What to work on:
1) Reproduce word for word the passage of the strange quark star article that begins at "Swinburne Astronomy Online" and stops after "strange quark matter.".
2) Extend the strange quark star article from the point where it ends.

Swinburne Astronomy Online
Stars are the most fascinating objects in Nature. Thanks to them matter is synthesised and we owe them our existence. In their evolution very extreme physical situations happen that stars will probably be the best laboratories of physics at mankind reach.
Human
knowledge has in some way defined the basic concepts of birth, life, and death
of many of these objects. Yet, there is a lot to be discovered, mainly in the
aspects where observation does not follow theory, either by disagreement or by
lack of data.
This
text refers precisely one of these points, in which theory predicts the
existence of stars containing a certain form of
matter, the strange quark matter.
But, it has not yet been done observationally in a concrete way the
discovery of any of those stars. Yet, surprisingly, it is probable that those
stars are already well known to us...
According
to the Standard Model of particle physics, matter is formed by elementary
particles, six leptons and six quarks, that obey the
Fermi-Dirac statistics and Pauli´s
principle of exclusion. These particles are known as fermions. The Standard
Model also includes four forces that act on the fermions: gravity, strong
nuclear force, weak force, and electromagnetic force. These forces are
transmitted by another kind of particles, the bosons, that obey the
Bose-Einstein statistics and do not obey the Pauli´s
principle of exclusion, i.e., several can occupy the same quantum state. Until
now, it was proved the existence of the photon, the electromagnetic boson,
eight gluons, responsible for the strong nuclear force, the Z, W+
and W- bosons that transmit the weak force. The graviton, responsible for the gravity,
has not yet been discovered.
There
are three families of leptons (electron-electron neutrino, muon-muon
neutrino, and tau-tau neutrino) and three families of
quarks (up-down, charm-strange, and top-bottom). Each quark has electric charge
(u, c, t have +2/3 and d, s, b have –1/3) and colour charge related to the
strong force (red, blue and green). All the families have their anti-particles
with opposite charges.

Recorded data:
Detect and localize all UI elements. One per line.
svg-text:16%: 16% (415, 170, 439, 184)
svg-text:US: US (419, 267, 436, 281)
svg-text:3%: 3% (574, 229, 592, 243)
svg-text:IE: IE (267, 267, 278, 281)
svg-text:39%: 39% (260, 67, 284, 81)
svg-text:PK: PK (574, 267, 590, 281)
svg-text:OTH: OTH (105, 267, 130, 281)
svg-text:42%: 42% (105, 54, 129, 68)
--
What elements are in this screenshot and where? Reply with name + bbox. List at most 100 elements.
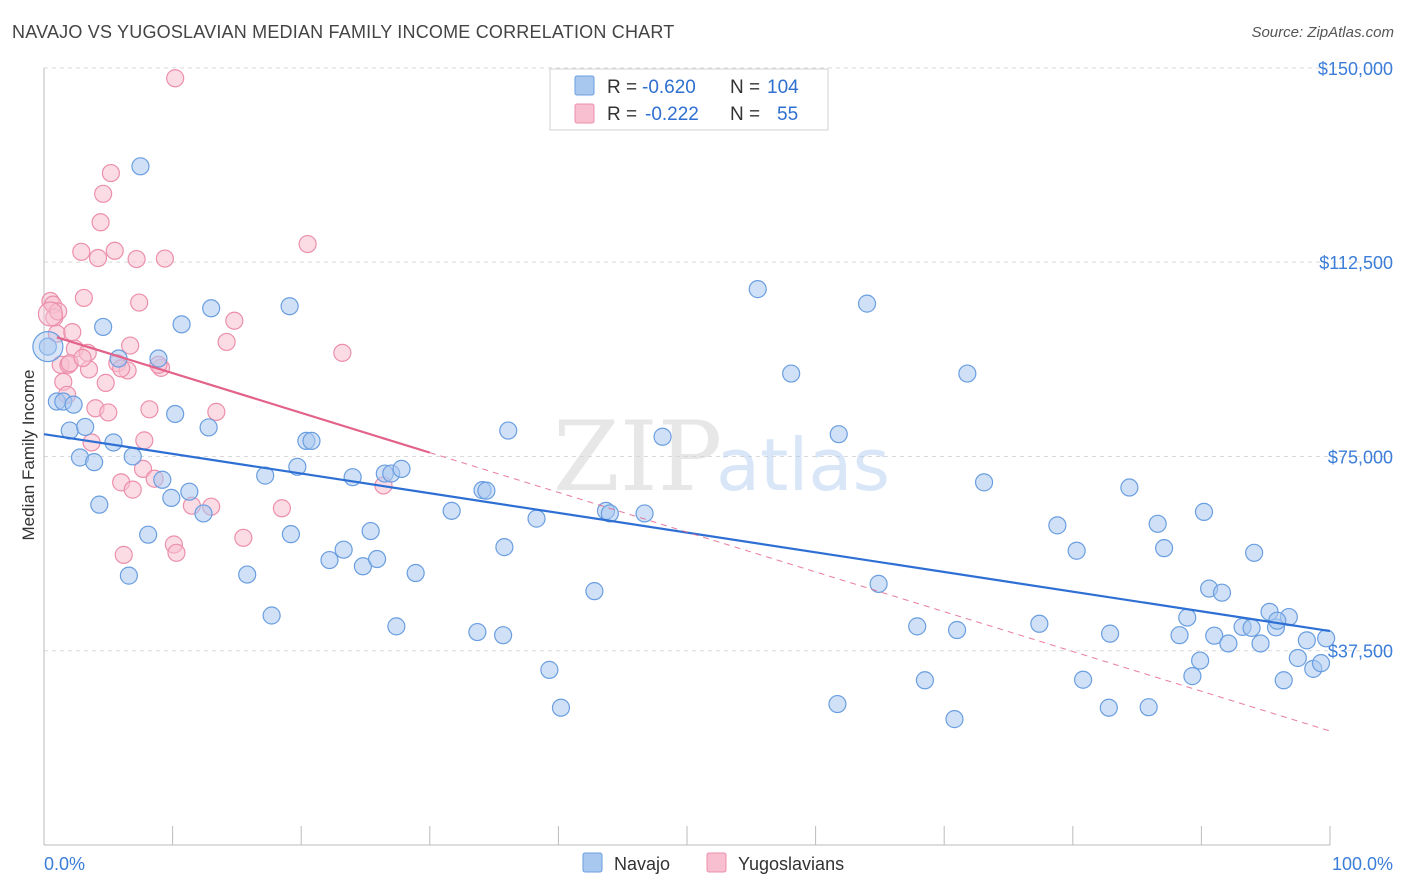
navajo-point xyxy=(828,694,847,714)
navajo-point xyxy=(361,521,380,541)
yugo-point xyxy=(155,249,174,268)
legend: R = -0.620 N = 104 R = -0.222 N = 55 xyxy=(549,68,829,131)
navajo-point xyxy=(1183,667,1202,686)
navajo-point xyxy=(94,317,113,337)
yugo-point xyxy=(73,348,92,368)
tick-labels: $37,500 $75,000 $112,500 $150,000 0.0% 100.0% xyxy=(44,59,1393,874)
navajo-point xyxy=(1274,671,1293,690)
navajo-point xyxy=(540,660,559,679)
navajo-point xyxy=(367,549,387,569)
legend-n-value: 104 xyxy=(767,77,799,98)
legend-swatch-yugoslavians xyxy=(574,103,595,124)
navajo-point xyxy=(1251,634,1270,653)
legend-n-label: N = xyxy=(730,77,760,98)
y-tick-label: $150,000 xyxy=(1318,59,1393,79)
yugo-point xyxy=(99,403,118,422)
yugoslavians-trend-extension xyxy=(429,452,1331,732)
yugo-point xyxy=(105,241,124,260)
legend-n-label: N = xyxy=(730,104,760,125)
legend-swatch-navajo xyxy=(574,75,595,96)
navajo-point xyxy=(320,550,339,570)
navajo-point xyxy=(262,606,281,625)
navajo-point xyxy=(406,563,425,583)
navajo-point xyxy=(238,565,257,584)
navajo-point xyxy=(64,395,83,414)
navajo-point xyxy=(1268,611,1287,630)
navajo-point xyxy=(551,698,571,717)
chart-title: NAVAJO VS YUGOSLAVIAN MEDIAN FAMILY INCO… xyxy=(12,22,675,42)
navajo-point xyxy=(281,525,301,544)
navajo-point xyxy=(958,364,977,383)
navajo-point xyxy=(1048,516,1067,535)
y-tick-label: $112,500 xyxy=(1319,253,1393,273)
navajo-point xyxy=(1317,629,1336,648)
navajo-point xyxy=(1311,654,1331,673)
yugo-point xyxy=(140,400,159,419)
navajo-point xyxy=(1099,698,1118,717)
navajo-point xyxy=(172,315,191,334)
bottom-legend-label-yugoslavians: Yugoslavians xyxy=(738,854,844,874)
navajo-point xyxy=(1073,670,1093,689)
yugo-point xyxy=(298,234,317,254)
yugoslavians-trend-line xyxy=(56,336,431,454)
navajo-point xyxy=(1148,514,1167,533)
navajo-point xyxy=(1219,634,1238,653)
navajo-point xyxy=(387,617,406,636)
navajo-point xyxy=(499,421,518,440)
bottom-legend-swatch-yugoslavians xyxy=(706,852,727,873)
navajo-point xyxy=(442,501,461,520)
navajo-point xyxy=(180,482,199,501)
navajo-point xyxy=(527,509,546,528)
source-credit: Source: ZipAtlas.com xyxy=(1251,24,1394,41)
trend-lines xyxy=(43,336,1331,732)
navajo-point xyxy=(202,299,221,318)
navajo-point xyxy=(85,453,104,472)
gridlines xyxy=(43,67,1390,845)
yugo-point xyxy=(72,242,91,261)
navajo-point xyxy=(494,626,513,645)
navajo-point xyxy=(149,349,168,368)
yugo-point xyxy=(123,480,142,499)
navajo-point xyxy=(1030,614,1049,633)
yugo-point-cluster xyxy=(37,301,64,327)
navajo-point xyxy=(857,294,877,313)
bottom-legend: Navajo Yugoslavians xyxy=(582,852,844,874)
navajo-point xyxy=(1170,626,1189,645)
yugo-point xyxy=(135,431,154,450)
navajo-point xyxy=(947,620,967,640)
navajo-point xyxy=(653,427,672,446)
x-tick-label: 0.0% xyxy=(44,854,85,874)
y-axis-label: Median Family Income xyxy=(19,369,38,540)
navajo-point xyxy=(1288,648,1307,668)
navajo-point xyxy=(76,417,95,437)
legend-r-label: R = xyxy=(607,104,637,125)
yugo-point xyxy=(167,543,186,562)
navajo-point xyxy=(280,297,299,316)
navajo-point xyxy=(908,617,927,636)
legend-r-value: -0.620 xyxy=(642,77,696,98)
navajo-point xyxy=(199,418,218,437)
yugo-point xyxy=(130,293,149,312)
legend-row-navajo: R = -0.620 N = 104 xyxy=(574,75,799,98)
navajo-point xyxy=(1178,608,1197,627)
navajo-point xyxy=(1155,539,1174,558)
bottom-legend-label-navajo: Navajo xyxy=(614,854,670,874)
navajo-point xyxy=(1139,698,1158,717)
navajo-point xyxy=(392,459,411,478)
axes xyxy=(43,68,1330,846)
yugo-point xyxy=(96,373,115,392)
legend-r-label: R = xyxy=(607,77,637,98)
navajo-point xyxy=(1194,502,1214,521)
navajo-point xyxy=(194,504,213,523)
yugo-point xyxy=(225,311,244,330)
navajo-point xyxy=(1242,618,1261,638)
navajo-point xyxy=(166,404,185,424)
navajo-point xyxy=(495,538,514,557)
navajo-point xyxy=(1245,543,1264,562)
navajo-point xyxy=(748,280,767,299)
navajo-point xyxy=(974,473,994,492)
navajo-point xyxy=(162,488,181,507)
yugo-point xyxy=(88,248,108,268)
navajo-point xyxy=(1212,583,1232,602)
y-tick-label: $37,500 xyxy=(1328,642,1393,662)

Outputs by task:
1)
Swinburne Astronomy Online
Stars are the most fascinating objects in Nature. Thanks to them matter is synthesised and we owe them our existence. In their evolution very extreme physical situations happen that stars will probably be the best laboratories of physics at mankind reach.
Human
knowledge has in some way defined the basic concepts of birth, life, and death
of many of these objects. Yet, there is a lot to be discovered, mainly in the
aspects where observation does not follow theory, either by disagreement or by
lack of data.
This
text refers precisely one of these points, in which theory predicts the
existence of stars containing a certain form of
matter, the strange quark matter.

2)
Hadrons
(baryons and mesons) are particles made of quarks and gluons. According to the
Standard Model hadrons cannot carry colour charge. For this to happen, in a
baryon, made of three quarks, the quarks must have different colour charges; in
a meson, made of a quark and an anti-quark, the colours must be complementary.
Ordinary
atomic nuclei are made of protons and neutrons. A proton is made of two up and
one down quarks resulting in an electric charge of +1. A neutron is made of two
down and one up quarks having neutral electric charge. In both cases, the
quarks are bound by gluons.
Neutrons
and protons are bound in the atomic nucleus by the strong force transmitted by pions which are mesons formed by combinations of up,
anti-up, down, and anti-down quarks. Ordinary matter as we know it from Nature is then made of
up and down quarks and respective anti-particles, and electron family. But,
what will happen if the ordinary matter if submitted to pressures able to brake neutrons in their constituents, the quarks?
Strange Quark Matter
At high enough pressure, ordinary nuclei may dissolve their nuclear boundaries and transform in a called quark-gluon plasma, also known as quark matter. This plasma will be composed of quarks a locally deconfined, gluons and some electrons. Up and down quarks can convert into other flavours via the weak interaction. However, “in practice, only up, down and strange quarks occur in quark matter, because other quark flavours have masses much larger than the chemical potentials involved” [19]. Strange quark matter is then made of roughly equal numbers of deconfined up, down and strange quarks [2] [8] [19], some electrons and gluons. The electrons guarantee the charge neutrality.
“At
any pressure, three flavour quark matter is
energetically favoured over two flavour quark matter” [19] [7].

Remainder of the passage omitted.